__RECORDS FOR THIS TASK__.

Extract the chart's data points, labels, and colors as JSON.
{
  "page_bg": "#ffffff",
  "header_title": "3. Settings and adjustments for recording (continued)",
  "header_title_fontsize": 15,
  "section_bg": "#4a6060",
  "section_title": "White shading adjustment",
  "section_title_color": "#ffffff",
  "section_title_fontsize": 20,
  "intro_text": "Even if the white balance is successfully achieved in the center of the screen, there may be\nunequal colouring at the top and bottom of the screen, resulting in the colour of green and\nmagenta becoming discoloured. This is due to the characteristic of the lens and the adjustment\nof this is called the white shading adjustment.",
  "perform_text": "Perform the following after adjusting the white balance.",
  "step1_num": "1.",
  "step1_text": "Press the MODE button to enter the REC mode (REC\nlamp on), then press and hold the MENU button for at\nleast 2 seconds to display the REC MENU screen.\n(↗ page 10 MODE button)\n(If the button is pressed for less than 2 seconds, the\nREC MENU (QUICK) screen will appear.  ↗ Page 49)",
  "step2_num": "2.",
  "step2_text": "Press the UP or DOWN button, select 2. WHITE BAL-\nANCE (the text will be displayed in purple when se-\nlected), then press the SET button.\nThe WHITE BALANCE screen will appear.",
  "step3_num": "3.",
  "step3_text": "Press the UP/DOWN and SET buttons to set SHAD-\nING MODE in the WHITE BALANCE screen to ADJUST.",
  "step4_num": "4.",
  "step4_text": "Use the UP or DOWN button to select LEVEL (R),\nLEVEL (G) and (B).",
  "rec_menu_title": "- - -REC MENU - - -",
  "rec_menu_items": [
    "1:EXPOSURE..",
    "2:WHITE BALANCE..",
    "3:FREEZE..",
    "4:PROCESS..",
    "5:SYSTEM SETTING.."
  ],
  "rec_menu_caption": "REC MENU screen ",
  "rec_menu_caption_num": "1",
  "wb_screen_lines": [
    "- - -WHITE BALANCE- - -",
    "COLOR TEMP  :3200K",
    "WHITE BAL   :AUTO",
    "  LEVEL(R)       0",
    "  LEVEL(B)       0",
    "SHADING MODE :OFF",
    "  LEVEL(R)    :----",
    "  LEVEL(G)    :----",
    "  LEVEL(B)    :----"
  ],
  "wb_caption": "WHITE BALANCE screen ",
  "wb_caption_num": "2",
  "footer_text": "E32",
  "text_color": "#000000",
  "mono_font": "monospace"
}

__REQUIRED TASK__. Write down the full listing again, exactly.

__TASK RESULT__.
Extract the chart's data points, labels, and colors as JSON.
{
  "page_bg": "#ffffff",
  "header_title": "3. Settings and adjustments for recording (continued)",
  "header_title_fontsize": 15,
  "section_bg": "#4a6060",
  "section_title": "White shading adjustment",
  "section_title_color": "#ffffff",
  "section_title_fontsize": 20,
  "intro_text": "Even if the white balance is successfully achieved in the center of the screen, there may be\nunequal colouring at the top and bottom of the screen, resulting in the colour of green and\nmagenta becoming discoloured. This is due to the characteristic of the lens and the adjustment\nof this is called the white shading adjustment.",
  "perform_text": "Perform the following after adjusting the white balance.",
  "step1_num": "1.",
  "step1_text": "Press the MODE button to enter the REC mode (REC\nlamp on), then press and hold the MENU button for at\nleast 2 seconds to display the REC MENU screen.\n(↗ page 10 MODE button)\n(If the button is pressed for less than 2 seconds, the\nREC MENU (QUICK) screen will appear.  ↗ Page 49)",
  "step2_num": "2.",
  "step2_text": "Press the UP or DOWN button, select 2. WHITE BAL-\nANCE (the text will be displayed in purple when se-\nlected), then press the SET button.\nThe WHITE BALANCE screen will appear.",
  "step3_num": "3.",
  "step3_text": "Press the UP/DOWN and SET buttons to set SHAD-\nING MODE in the WHITE BALANCE screen to ADJUST.",
  "step4_num": "4.",
  "step4_text": "Use the UP or DOWN button to select LEVEL (R),\nLEVEL (G) and (B).",
  "rec_menu_title": "- - -REC MENU - - -",
  "rec_menu_items": [
    "1:EXPOSURE..",
    "2:WHITE BALANCE..",
    "3:FREEZE..",
    "4:PROCESS..",
    "5:SYSTEM SETTING.."
  ],
  "rec_menu_caption": "REC MENU screen ",
  "rec_menu_caption_num": "1",
  "wb_screen_lines": [
    "- - -WHITE BALANCE- - -",
    "COLOR TEMP  :3200K",
    "WHITE BAL   :AUTO",
    "  LEVEL(R)       0",
    "  LEVEL(B)       0",
    "SHADING MODE :OFF",
    "  LEVEL(R)    :----",
    "  LEVEL(G)    :----",
    "  LEVEL(B)    :----"
  ],
  "wb_caption": "WHITE BALANCE screen ",
  "wb_caption_num": "2",
  "footer_text": "E32",
  "text_color": "#000000",
  "mono_font": "monospace"
}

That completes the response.